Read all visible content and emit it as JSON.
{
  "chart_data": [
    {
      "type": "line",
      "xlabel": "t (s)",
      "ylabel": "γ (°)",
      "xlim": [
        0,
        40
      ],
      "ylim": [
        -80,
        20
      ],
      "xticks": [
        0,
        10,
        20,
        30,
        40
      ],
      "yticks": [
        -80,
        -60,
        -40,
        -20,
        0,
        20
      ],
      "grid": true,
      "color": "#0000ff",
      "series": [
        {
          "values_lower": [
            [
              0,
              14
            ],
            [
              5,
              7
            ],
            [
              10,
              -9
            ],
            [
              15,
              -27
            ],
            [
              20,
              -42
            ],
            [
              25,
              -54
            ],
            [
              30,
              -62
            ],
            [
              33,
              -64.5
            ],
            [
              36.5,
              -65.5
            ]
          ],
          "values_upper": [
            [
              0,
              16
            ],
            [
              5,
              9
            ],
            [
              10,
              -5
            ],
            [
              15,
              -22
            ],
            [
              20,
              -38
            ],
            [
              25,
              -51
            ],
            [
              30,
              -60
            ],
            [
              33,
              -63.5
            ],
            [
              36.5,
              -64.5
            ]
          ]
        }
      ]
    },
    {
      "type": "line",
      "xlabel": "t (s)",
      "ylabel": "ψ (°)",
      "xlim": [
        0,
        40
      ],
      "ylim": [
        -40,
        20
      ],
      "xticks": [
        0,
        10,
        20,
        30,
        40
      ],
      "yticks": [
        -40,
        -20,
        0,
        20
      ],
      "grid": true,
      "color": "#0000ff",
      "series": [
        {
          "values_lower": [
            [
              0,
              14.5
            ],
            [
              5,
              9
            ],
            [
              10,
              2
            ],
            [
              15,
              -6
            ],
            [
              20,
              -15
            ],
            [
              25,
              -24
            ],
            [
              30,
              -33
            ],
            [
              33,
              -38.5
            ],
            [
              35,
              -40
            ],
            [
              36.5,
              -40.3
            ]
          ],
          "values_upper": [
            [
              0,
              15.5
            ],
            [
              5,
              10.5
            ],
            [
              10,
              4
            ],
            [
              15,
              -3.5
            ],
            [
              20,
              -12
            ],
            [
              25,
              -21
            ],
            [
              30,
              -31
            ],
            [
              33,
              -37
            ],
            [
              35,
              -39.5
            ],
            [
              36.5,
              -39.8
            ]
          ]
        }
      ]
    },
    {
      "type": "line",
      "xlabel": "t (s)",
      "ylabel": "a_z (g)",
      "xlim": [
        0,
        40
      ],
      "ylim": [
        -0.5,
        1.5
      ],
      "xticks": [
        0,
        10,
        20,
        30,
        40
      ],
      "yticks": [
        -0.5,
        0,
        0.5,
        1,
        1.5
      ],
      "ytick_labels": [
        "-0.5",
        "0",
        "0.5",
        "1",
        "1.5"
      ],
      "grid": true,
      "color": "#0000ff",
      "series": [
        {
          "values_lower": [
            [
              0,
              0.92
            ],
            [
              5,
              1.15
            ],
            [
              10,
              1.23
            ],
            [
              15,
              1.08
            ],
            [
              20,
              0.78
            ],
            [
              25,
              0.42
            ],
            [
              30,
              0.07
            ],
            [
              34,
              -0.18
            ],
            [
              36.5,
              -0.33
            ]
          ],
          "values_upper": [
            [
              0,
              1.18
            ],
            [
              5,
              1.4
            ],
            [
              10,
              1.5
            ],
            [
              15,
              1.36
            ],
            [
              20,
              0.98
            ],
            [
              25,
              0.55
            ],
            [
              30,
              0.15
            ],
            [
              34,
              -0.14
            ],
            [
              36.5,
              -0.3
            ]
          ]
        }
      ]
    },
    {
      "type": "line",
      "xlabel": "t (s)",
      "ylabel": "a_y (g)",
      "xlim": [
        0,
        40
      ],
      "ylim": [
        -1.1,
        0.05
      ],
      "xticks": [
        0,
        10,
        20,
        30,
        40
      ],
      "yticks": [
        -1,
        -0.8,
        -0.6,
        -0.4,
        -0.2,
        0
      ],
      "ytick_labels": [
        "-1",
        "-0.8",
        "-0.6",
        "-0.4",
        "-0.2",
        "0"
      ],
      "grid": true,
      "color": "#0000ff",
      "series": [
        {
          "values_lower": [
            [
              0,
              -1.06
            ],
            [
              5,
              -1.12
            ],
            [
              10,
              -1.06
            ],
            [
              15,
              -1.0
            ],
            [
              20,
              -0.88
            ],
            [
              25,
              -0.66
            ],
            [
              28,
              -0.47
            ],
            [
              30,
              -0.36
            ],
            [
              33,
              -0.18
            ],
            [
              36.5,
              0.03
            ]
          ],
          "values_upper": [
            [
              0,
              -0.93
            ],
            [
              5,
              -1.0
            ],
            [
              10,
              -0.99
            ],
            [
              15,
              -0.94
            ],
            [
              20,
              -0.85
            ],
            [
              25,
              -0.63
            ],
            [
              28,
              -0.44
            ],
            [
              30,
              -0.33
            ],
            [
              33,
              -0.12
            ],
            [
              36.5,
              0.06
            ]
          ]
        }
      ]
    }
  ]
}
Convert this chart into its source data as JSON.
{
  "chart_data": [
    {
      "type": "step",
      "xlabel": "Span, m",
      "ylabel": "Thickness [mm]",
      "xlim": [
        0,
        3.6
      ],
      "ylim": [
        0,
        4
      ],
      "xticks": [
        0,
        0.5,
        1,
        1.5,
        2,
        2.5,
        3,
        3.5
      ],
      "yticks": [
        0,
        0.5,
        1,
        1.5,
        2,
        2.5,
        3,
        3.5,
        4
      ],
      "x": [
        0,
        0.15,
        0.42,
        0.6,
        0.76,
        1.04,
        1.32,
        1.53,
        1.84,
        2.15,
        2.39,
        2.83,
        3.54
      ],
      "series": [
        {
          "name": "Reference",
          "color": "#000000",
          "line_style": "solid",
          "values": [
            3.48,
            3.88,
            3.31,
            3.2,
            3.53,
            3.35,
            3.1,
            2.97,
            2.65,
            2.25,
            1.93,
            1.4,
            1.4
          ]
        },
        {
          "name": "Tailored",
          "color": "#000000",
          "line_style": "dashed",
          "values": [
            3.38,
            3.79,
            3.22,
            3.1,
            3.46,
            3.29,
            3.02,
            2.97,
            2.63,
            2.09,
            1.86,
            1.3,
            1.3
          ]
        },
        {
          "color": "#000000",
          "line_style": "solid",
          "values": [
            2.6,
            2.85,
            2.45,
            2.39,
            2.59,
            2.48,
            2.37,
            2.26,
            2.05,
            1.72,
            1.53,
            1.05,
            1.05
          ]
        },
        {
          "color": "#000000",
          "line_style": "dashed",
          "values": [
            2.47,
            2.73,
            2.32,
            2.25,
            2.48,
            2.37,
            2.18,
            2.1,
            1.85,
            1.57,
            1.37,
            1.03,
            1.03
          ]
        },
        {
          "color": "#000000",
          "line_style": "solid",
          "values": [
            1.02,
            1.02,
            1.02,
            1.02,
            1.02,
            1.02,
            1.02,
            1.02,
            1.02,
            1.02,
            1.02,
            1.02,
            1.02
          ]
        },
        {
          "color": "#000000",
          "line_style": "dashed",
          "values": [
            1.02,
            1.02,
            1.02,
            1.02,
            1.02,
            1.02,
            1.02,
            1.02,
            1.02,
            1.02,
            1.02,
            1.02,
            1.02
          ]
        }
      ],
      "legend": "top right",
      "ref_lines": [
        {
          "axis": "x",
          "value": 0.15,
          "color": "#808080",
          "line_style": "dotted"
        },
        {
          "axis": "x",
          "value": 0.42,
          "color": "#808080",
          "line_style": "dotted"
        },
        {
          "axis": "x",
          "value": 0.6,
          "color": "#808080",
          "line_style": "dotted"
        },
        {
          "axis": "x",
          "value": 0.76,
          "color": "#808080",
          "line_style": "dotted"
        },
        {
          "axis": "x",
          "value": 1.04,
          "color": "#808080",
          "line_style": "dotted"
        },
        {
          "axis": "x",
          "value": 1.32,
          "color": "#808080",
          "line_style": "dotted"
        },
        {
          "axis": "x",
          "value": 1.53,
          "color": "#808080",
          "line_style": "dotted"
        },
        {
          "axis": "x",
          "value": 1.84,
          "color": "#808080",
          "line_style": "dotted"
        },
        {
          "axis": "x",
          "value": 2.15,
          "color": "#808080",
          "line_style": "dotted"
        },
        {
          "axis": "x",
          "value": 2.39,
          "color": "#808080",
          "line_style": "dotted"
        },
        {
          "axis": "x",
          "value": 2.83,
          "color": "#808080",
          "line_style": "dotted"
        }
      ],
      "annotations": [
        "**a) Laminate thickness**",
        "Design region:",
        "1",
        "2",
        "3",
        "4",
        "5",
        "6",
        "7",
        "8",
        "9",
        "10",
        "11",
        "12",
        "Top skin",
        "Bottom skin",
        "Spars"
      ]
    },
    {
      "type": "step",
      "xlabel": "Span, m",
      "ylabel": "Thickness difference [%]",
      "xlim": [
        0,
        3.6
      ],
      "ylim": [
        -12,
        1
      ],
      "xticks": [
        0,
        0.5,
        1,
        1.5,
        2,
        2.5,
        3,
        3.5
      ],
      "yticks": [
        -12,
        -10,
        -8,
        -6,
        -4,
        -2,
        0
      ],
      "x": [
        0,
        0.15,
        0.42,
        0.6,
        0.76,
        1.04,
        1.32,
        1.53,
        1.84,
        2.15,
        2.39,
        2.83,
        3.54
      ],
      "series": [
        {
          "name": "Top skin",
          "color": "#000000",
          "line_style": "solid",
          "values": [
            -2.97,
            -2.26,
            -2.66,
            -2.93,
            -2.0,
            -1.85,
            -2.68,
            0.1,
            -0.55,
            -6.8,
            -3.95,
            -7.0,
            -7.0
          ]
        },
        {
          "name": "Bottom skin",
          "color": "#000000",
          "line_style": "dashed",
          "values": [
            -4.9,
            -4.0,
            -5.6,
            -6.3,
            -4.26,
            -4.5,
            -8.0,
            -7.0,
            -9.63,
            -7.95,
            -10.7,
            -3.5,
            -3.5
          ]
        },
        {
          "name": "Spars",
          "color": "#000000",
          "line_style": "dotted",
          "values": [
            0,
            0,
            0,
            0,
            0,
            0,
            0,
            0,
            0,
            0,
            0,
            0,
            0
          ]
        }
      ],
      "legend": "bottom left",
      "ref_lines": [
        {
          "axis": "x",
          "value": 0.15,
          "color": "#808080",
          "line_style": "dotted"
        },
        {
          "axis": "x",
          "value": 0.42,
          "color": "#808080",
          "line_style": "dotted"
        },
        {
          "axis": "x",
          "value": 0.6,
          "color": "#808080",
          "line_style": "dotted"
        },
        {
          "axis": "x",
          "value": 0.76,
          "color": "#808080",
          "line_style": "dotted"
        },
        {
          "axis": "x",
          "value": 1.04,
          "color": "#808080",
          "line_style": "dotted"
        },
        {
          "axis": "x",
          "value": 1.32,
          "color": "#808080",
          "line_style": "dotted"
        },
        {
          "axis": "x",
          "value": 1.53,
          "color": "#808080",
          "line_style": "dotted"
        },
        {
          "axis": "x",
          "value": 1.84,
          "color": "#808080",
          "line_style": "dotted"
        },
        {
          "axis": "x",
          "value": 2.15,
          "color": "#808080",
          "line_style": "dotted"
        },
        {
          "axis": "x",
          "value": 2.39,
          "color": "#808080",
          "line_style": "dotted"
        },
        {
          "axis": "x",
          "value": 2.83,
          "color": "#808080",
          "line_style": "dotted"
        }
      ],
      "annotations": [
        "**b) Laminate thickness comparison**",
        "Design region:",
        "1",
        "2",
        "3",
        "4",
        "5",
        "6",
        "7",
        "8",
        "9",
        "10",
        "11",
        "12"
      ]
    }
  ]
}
--
What the task asks: Search the data for "Laminate". Copy every line that has it.

Full output:
        "**a) Laminate thickness**",
        "**b) Laminate thickness comparison**",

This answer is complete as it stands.